# Requirement
Begin with the line that contains "OCR this image." and transcribe each line after it, up to and including the last line of the listing below.

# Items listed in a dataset
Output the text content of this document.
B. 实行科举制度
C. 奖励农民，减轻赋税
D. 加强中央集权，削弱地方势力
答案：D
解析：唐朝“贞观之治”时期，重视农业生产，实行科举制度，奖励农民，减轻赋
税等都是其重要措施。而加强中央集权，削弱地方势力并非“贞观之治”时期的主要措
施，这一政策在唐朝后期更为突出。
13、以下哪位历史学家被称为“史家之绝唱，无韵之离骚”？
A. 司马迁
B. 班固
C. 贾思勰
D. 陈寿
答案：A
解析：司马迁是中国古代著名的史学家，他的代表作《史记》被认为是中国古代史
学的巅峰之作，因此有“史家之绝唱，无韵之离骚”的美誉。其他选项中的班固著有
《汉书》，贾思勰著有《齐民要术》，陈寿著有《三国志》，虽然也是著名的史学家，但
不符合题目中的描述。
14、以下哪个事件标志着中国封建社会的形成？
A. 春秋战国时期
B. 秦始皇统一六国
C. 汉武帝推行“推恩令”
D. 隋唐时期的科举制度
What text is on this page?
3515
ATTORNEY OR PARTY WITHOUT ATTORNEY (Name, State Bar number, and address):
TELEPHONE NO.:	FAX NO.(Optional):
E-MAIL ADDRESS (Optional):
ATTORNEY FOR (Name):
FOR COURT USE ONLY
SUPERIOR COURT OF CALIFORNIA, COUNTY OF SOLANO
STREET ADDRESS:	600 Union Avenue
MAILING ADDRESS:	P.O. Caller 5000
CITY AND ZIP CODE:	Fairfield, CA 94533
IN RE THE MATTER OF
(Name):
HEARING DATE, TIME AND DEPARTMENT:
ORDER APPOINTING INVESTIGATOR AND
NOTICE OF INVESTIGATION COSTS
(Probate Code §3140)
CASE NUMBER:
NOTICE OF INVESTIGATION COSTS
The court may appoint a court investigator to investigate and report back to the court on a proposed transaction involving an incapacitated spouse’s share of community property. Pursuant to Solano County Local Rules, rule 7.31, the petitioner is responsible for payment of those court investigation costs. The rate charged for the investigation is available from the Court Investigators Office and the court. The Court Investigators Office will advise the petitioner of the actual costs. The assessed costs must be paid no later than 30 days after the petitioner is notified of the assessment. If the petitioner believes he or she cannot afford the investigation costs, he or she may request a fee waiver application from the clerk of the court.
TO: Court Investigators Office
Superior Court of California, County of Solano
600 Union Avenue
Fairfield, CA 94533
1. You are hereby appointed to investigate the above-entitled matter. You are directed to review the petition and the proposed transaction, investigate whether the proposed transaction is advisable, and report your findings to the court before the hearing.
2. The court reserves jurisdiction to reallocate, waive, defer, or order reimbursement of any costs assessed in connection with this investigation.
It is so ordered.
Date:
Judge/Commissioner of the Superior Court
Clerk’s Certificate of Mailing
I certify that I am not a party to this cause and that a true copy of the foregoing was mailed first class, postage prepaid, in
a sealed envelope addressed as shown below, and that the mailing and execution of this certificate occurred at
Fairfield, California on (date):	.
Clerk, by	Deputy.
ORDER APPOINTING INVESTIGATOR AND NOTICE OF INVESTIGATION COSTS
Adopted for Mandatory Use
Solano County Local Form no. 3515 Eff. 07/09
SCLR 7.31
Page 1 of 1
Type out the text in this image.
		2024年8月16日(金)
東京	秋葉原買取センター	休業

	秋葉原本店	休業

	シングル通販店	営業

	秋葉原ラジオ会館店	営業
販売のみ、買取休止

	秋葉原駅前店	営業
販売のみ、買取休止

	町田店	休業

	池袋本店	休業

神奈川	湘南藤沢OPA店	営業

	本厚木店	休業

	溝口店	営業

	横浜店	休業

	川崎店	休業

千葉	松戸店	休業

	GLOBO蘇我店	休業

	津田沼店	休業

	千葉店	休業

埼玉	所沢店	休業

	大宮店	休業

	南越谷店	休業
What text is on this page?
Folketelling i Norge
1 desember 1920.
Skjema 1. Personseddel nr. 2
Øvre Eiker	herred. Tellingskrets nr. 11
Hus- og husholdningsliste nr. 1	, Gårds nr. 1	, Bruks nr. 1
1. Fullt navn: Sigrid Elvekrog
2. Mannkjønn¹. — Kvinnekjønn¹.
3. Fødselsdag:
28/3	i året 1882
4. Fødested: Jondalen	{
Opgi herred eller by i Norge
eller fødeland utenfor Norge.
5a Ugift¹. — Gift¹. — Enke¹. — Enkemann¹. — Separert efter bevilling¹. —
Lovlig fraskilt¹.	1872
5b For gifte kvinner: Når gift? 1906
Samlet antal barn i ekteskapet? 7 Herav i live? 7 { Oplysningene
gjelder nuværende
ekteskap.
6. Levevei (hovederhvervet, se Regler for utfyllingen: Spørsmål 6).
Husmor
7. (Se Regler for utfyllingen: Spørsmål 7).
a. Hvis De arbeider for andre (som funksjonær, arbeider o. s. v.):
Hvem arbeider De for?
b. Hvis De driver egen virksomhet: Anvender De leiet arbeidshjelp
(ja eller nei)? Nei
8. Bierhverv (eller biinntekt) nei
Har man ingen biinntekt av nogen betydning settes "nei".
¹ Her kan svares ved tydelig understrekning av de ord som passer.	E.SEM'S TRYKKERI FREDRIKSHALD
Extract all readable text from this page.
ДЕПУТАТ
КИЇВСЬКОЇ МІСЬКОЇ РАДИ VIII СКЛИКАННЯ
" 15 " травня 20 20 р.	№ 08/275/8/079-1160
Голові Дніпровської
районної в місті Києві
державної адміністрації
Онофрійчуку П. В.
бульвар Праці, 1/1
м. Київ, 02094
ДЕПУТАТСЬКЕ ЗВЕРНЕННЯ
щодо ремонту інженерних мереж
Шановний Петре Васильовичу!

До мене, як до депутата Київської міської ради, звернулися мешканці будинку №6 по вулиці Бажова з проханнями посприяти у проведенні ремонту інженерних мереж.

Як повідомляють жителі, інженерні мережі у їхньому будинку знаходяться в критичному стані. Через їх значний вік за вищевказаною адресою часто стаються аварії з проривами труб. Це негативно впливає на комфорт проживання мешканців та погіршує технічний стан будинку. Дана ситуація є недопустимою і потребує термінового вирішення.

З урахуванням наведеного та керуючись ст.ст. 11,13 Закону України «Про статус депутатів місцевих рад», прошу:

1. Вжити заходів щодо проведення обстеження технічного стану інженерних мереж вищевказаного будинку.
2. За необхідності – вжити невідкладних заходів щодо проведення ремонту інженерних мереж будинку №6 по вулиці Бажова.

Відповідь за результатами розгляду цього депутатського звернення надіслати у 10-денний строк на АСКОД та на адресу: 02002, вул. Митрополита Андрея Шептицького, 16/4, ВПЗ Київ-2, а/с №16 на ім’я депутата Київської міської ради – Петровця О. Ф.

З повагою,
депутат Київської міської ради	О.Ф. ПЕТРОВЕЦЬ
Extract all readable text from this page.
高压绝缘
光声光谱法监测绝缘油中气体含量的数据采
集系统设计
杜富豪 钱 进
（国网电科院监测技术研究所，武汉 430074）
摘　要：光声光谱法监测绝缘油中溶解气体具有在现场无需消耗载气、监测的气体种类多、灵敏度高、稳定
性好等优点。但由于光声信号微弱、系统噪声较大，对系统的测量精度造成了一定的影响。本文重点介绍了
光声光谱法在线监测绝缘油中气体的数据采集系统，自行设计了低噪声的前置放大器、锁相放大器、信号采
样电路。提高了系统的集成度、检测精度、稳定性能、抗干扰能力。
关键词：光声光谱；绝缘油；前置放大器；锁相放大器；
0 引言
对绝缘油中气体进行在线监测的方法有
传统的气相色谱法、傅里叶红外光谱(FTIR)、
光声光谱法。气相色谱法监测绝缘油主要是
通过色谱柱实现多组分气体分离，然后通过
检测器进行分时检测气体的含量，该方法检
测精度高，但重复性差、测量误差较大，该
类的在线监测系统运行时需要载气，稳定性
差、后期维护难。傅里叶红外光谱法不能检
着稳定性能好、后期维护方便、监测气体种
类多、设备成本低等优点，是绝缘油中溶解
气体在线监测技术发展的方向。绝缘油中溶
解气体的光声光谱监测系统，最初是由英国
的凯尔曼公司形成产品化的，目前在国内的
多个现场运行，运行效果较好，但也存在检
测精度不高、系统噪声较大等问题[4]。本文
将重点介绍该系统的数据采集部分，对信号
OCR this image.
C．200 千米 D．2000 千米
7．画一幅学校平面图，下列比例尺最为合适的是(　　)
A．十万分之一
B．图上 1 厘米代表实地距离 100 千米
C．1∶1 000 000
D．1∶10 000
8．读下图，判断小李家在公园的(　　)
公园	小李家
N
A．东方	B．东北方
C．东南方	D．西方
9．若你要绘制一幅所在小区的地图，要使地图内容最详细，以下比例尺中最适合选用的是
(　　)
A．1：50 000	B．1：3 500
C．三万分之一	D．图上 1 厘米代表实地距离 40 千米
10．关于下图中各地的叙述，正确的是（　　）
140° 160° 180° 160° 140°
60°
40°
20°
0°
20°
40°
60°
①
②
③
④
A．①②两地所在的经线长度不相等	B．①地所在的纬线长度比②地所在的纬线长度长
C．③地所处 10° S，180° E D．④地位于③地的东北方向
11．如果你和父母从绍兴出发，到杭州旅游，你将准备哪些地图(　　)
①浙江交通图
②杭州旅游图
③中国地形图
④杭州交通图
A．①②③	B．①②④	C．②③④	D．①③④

# Task answer
OCR this image.
C．200 千米 D．2000 千米
7．画一幅学校平面图，下列比例尺最为合适的是(　　)
A．十万分之一
B．图上 1 厘米代表实地距离 100 千米
C．1∶1 000 000
D．1∶10 000
8．读下图，判断小李家在公园的(　　)
公园	小李家
N
A．东方	B．东北方
C．东南方	D．西方
9．若你要绘制一幅所在小区的地图，要使地图内容最详细，以下比例尺中最适合选用的是
(　　)
A．1：50 000	B．1：3 500
C．三万分之一	D．图上 1 厘米代表实地距离 40 千米
10．关于下图中各地的叙述，正确的是（　　）
140° 160° 180° 160° 140°
60°
40°
20°
0°
20°
40°
60°
①
②
③
④
A．①②两地所在的经线长度不相等	B．①地所在的纬线长度比②地所在的纬线长度长
C．③地所处 10° S，180° E D．④地位于③地的东北方向
11．如果你和父母从绍兴出发，到杭州旅游，你将准备哪些地图(　　)
①浙江交通图
②杭州旅游图
③中国地形图
④杭州交通图
A．①②③	B．①②④	C．②③④	D．①③④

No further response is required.